Work to complete:
Repeat the whole listing exactly as written.
Begin Data rows
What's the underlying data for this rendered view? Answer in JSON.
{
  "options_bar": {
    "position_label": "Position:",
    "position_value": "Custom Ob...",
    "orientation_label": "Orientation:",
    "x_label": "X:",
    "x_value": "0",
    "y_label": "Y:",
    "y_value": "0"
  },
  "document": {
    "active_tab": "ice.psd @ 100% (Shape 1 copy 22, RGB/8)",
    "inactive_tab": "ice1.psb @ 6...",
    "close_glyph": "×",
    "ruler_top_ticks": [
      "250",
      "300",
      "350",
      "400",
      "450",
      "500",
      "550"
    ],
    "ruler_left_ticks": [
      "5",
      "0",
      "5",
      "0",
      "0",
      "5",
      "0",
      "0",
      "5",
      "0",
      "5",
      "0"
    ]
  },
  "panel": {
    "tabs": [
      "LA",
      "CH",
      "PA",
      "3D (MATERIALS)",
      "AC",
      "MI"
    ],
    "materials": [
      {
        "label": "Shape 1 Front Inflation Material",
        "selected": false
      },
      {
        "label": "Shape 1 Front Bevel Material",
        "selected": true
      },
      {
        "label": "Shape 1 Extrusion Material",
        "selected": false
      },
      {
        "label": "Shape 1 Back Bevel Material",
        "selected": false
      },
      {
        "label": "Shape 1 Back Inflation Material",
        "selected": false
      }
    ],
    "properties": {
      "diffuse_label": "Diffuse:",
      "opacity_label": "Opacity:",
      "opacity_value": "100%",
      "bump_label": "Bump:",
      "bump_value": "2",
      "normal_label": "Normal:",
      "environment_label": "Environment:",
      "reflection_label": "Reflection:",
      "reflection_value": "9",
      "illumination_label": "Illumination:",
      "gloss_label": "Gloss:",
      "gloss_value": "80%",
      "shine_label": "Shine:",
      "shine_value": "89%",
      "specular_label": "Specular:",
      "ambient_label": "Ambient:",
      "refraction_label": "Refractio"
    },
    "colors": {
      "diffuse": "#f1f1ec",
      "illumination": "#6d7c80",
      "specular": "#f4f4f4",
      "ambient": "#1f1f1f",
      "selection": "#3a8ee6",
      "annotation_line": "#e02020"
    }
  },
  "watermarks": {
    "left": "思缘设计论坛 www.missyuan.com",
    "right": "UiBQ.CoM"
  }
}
End Data rows
Response below:
What's the underlying data for this rendered view? Answer in JSON.
{
  "options_bar": {
    "position_label": "Position:",
    "position_value": "Custom Ob...",
    "orientation_label": "Orientation:",
    "x_label": "X:",
    "x_value": "0",
    "y_label": "Y:",
    "y_value": "0"
  },
  "document": {
    "active_tab": "ice.psd @ 100% (Shape 1 copy 22, RGB/8)",
    "inactive_tab": "ice1.psb @ 6...",
    "close_glyph": "×",
    "ruler_top_ticks": [
      "250",
      "300",
      "350",
      "400",
      "450",
      "500",
      "550"
    ],
    "ruler_left_ticks": [
      "5",
      "0",
      "5",
      "0",
      "0",
      "5",
      "0",
      "0",
      "5",
      "0",
      "5",
      "0"
    ]
  },
  "panel": {
    "tabs": [
      "LA",
      "CH",
      "PA",
      "3D (MATERIALS)",
      "AC",
      "MI"
    ],
    "materials": [
      {
        "label": "Shape 1 Front Inflation Material",
        "selected": false
      },
      {
        "label": "Shape 1 Front Bevel Material",
        "selected": true
      },
      {
        "label": "Shape 1 Extrusion Material",
        "selected": false
      },
      {
        "label": "Shape 1 Back Bevel Material",
        "selected": false
      },
      {
        "label": "Shape 1 Back Inflation Material",
        "selected": false
      }
    ],
    "properties": {
      "diffuse_label": "Diffuse:",
      "opacity_label": "Opacity:",
      "opacity_value": "100%",
      "bump_label": "Bump:",
      "bump_value": "2",
      "normal_label": "Normal:",
      "environment_label": "Environment:",
      "reflection_label": "Reflection:",
      "reflection_value": "9",
      "illumination_label": "Illumination:",
      "gloss_label": "Gloss:",
      "gloss_value": "80%",
      "shine_label": "Shine:",
      "shine_value": "89%",
      "specular_label": "Specular:",
      "ambient_label": "Ambient:",
      "refraction_label": "Refractio"
    },
    "colors": {
      "diffuse": "#f1f1ec",
      "illumination": "#6d7c80",
      "specular": "#f4f4f4",
      "ambient": "#1f1f1f",
      "selection": "#3a8ee6",
      "annotation_line": "#e02020"
    }
  },
  "watermarks": {
    "left": "思缘设计论坛 www.missyuan.com",
    "right": "UiBQ.CoM"
  }
}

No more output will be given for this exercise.